Stored records ->
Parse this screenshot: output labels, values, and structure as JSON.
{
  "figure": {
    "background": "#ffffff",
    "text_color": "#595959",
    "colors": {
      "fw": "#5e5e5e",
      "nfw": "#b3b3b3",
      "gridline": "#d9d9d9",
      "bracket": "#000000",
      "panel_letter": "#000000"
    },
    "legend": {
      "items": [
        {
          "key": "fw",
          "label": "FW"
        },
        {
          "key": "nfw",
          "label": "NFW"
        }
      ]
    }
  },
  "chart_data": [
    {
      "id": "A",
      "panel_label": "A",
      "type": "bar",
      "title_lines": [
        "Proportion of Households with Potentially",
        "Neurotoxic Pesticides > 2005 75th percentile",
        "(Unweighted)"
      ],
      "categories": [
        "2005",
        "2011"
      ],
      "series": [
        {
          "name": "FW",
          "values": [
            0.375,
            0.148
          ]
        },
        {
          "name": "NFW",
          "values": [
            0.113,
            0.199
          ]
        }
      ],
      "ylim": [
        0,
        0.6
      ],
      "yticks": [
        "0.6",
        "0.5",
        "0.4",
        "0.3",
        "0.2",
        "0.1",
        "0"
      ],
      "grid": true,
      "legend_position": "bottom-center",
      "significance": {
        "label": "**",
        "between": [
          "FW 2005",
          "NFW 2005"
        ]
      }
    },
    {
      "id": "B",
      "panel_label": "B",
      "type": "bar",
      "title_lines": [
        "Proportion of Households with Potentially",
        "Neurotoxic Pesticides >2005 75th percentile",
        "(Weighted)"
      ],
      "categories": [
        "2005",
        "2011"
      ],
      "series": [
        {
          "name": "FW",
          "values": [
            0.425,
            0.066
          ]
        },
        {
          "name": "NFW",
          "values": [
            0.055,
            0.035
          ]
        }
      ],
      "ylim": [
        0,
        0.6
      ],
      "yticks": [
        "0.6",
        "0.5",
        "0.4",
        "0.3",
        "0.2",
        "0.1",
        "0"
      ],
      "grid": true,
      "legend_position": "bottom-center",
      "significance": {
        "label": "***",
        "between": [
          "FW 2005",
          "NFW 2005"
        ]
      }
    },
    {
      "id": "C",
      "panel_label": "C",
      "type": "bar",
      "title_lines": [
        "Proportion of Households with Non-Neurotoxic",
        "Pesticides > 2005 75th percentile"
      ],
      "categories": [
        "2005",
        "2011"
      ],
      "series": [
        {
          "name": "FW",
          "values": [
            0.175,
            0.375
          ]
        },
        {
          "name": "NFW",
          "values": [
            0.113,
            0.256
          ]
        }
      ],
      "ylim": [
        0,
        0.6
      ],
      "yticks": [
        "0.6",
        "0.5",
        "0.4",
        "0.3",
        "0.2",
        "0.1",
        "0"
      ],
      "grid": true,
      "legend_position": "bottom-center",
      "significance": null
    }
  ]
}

Exercise -> Transcribe the data. Leave every line exactly as it is.

Reply ->
Parse this screenshot: output labels, values, and structure as JSON.
{
  "figure": {
    "background": "#ffffff",
    "text_color": "#595959",
    "colors": {
      "fw": "#5e5e5e",
      "nfw": "#b3b3b3",
      "gridline": "#d9d9d9",
      "bracket": "#000000",
      "panel_letter": "#000000"
    },
    "legend": {
      "items": [
        {
          "key": "fw",
          "label": "FW"
        },
        {
          "key": "nfw",
          "label": "NFW"
        }
      ]
    }
  },
  "chart_data": [
    {
      "id": "A",
      "panel_label": "A",
      "type": "bar",
      "title_lines": [
        "Proportion of Households with Potentially",
        "Neurotoxic Pesticides > 2005 75th percentile",
        "(Unweighted)"
      ],
      "categories": [
        "2005",
        "2011"
      ],
      "series": [
        {
          "name": "FW",
          "values": [
            0.375,
            0.148
          ]
        },
        {
          "name": "NFW",
          "values": [
            0.113,
            0.199
          ]
        }
      ],
      "ylim": [
        0,
        0.6
      ],
      "yticks": [
        "0.6",
        "0.5",
        "0.4",
        "0.3",
        "0.2",
        "0.1",
        "0"
      ],
      "grid": true,
      "legend_position": "bottom-center",
      "significance": {
        "label": "**",
        "between": [
          "FW 2005",
          "NFW 2005"
        ]
      }
    },
    {
      "id": "B",
      "panel_label": "B",
      "type": "bar",
      "title_lines": [
        "Proportion of Households with Potentially",
        "Neurotoxic Pesticides >2005 75th percentile",
        "(Weighted)"
      ],
      "categories": [
        "2005",
        "2011"
      ],
      "series": [
        {
          "name": "FW",
          "values": [
            0.425,
            0.066
          ]
        },
        {
          "name": "NFW",
          "values": [
            0.055,
            0.035
          ]
        }
      ],
      "ylim": [
        0,
        0.6
      ],
      "yticks": [
        "0.6",
        "0.5",
        "0.4",
        "0.3",
        "0.2",
        "0.1",
        "0"
      ],
      "grid": true,
      "legend_position": "bottom-center",
      "significance": {
        "label": "***",
        "between": [
          "FW 2005",
          "NFW 2005"
        ]
      }
    },
    {
      "id": "C",
      "panel_label": "C",
      "type": "bar",
      "title_lines": [
        "Proportion of Households with Non-Neurotoxic",
        "Pesticides > 2005 75th percentile"
      ],
      "categories": [
        "2005",
        "2011"
      ],
      "series": [
        {
          "name": "FW",
          "values": [
            0.175,
            0.375
          ]
        },
        {
          "name": "NFW",
          "values": [
            0.113,
            0.256
          ]
        }
      ],
      "ylim": [
        0,
        0.6
      ],
      "yticks": [
        "0.6",
        "0.5",
        "0.4",
        "0.3",
        "0.2",
        "0.1",
        "0"
      ],
      "grid": true,
      "legend_position": "bottom-center",
      "significance": null
    }
  ]
}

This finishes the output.